## Raw records
++++++

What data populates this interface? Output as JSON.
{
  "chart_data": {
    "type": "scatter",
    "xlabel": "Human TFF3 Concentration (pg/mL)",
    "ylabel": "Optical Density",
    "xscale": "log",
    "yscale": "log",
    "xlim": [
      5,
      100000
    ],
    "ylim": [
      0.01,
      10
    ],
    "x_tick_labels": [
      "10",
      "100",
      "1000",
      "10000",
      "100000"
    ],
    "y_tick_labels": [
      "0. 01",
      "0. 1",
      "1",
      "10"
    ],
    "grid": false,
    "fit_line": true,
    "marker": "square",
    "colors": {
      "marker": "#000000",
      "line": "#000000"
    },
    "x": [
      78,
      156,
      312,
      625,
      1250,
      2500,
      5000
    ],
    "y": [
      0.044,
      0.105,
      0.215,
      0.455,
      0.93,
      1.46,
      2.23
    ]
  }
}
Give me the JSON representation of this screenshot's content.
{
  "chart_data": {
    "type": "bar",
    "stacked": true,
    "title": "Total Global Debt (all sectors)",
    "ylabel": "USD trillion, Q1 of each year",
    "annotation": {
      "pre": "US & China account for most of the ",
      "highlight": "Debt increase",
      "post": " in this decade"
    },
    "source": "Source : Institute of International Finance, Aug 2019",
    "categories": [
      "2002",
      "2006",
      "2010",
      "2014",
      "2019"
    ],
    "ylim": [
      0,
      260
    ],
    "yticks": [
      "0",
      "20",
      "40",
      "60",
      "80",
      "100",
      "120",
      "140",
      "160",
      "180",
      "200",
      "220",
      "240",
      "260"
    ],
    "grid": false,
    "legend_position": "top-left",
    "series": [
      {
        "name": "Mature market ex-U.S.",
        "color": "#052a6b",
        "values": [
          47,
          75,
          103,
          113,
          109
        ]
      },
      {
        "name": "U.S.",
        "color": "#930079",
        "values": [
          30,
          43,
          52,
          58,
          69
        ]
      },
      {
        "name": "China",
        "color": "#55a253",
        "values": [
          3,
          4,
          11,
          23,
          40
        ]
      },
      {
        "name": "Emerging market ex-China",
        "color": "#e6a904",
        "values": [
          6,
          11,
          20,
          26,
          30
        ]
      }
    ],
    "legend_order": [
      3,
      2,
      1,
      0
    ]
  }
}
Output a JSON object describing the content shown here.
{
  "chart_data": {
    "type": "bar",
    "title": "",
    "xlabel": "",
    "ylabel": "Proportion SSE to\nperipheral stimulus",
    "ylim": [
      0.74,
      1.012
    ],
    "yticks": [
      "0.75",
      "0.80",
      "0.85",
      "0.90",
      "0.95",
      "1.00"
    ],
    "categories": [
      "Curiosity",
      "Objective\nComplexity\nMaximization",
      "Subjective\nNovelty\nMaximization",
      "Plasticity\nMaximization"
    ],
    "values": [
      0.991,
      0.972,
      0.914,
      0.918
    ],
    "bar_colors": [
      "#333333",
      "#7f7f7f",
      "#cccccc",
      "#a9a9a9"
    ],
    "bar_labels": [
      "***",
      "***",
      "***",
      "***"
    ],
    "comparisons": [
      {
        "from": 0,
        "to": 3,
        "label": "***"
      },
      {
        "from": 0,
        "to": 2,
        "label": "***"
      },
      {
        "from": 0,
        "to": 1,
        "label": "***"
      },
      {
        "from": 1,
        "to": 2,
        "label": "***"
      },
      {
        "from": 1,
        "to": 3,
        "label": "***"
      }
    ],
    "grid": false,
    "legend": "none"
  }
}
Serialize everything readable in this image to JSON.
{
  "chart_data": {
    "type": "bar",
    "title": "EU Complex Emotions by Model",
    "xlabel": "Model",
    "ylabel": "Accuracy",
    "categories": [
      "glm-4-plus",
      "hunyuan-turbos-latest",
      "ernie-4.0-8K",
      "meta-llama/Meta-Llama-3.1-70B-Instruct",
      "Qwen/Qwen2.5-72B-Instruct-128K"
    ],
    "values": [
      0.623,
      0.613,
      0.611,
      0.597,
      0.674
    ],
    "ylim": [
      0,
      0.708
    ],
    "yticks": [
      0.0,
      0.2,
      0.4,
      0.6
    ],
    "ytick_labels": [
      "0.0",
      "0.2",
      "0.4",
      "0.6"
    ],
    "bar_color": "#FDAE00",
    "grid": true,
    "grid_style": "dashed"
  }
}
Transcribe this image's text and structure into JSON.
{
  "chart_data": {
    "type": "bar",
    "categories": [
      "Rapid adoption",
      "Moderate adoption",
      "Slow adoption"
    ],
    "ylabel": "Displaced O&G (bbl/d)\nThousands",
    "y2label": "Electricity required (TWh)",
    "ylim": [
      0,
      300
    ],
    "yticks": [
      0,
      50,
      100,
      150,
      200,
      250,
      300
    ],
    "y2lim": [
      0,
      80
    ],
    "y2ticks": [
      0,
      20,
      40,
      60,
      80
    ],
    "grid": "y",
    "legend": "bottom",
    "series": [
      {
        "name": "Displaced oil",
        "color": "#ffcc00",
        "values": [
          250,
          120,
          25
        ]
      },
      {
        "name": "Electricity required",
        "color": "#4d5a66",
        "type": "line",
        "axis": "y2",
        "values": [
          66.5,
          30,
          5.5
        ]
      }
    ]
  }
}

++++++

Quote all the records exactly, please, leaving none out.

What data populates this interface? Output as JSON.
{
  "chart_data": {
    "type": "scatter",
    "xlabel": "Human TFF3 Concentration (pg/mL)",
    "ylabel": "Optical Density",
    "xscale": "log",
    "yscale": "log",
    "xlim": [
      5,
      100000
    ],
    "ylim": [
      0.01,
      10
    ],
    "x_tick_labels": [
      "10",
      "100",
      "1000",
      "10000",
      "100000"
    ],
    "y_tick_labels": [
      "0. 01",
      "0. 1",
      "1",
      "10"
    ],
    "grid": false,
    "fit_line": true,
    "marker": "square",
    "colors": {
      "marker": "#000000",
      "line": "#000000"
    },
    "x": [
      78,
      156,
      312,
      625,
      1250,
      2500,
      5000
    ],
    "y": [
      0.044,
      0.105,
      0.215,
      0.455,
      0.93,
      1.46,
      2.23
    ]
  }
}
Give me the JSON representation of this screenshot's content.
{
  "chart_data": {
    "type": "bar",
    "stacked": true,
    "title": "Total Global Debt (all sectors)",
    "ylabel": "USD trillion, Q1 of each year",
    "annotation": {
      "pre": "US & China account for most of the ",
      "highlight": "Debt increase",
      "post": " in this decade"
    },
    "source": "Source : Institute of International Finance, Aug 2019",
    "categories": [
      "2002",
      "2006",
      "2010",
      "2014",
      "2019"
    ],
    "ylim": [
      0,
      260
    ],
    "yticks": [
      "0",
      "20",
      "40",
      "60",
      "80",
      "100",
      "120",
      "140",
      "160",
      "180",
      "200",
      "220",
      "240",
      "260"
    ],
    "grid": false,
    "legend_position": "top-left",
    "series": [
      {
        "name": "Mature market ex-U.S.",
        "color": "#052a6b",
        "values": [
          47,
          75,
          103,
          113,
          109
        ]
      },
      {
        "name": "U.S.",
        "color": "#930079",
        "values": [
          30,
          43,
          52,
          58,
          69
        ]
      },
      {
        "name": "China",
        "color": "#55a253",
        "values": [
          3,
          4,
          11,
          23,
          40
        ]
      },
      {
        "name": "Emerging market ex-China",
        "color": "#e6a904",
        "values": [
          6,
          11,
          20,
          26,
          30
        ]
      }
    ],
    "legend_order": [
      3,
      2,
      1,
      0
    ]
  }
}
Output a JSON object describing the content shown here.
{
  "chart_data": {
    "type": "bar",
    "title": "",
    "xlabel": "",
    "ylabel": "Proportion SSE to\nperipheral stimulus",
    "ylim": [
      0.74,
      1.012
    ],
    "yticks": [
      "0.75",
      "0.80",
      "0.85",
      "0.90",
      "0.95",
      "1.00"
    ],
    "categories": [
      "Curiosity",
      "Objective\nComplexity\nMaximization",
      "Subjective\nNovelty\nMaximization",
      "Plasticity\nMaximization"
    ],
    "values": [
      0.991,
      0.972,
      0.914,
      0.918
    ],
    "bar_colors": [
      "#333333",
      "#7f7f7f",
      "#cccccc",
      "#a9a9a9"
    ],
    "bar_labels": [
      "***",
      "***",
      "***",
      "***"
    ],
    "comparisons": [
      {
        "from": 0,
        "to": 3,
        "label": "***"
      },
      {
        "from": 0,
        "to": 2,
        "label": "***"
      },
      {
        "from": 0,
        "to": 1,
        "label": "***"
      },
      {
        "from": 1,
        "to": 2,
        "label": "***"
      },
      {
        "from": 1,
        "to": 3,
        "label": "***"
      }
    ],
    "grid": false,
    "legend": "none"
  }
}
Serialize everything readable in this image to JSON.
{
  "chart_data": {
    "type": "bar",
    "title": "EU Complex Emotions by Model",
    "xlabel": "Model",
    "ylabel": "Accuracy",
    "categories": [
      "glm-4-plus",
      "hunyuan-turbos-latest",
      "ernie-4.0-8K",
      "meta-llama/Meta-Llama-3.1-70B-Instruct",
      "Qwen/Qwen2.5-72B-Instruct-128K"
    ],
    "values": [
      0.623,
      0.613,
      0.611,
      0.597,
      0.674
    ],
    "ylim": [
      0,
      0.708
    ],
    "yticks": [
      0.0,
      0.2,
      0.4,
      0.6
    ],
    "ytick_labels": [
      "0.0",
      "0.2",
      "0.4",
      "0.6"
    ],
    "bar_color": "#FDAE00",
    "grid": true,
    "grid_style": "dashed"
  }
}
Transcribe this image's text and structure into JSON.
{
  "chart_data": {
    "type": "bar",
    "categories": [
      "Rapid adoption",
      "Moderate adoption",
      "Slow adoption"
    ],
    "ylabel": "Displaced O&G (bbl/d)\nThousands",
    "y2label": "Electricity required (TWh)",
    "ylim": [
      0,
      300
    ],
    "yticks": [
      0,
      50,
      100,
      150,
      200,
      250,
      300
    ],
    "y2lim": [
      0,
      80
    ],
    "y2ticks": [
      0,
      20,
      40,
      60,
      80
    ],
    "grid": "y",
    "legend": "bottom",
    "series": [
      {
        "name": "Displaced oil",
        "color": "#ffcc00",
        "values": [
          250,
          120,
          25
        ]
      },
      {
        "name": "Electricity required",
        "color": "#4d5a66",
        "type": "line",
        "axis": "y2",
        "values": [
          66.5,
          30,
          5.5
        ]
      }
    ]
  }
}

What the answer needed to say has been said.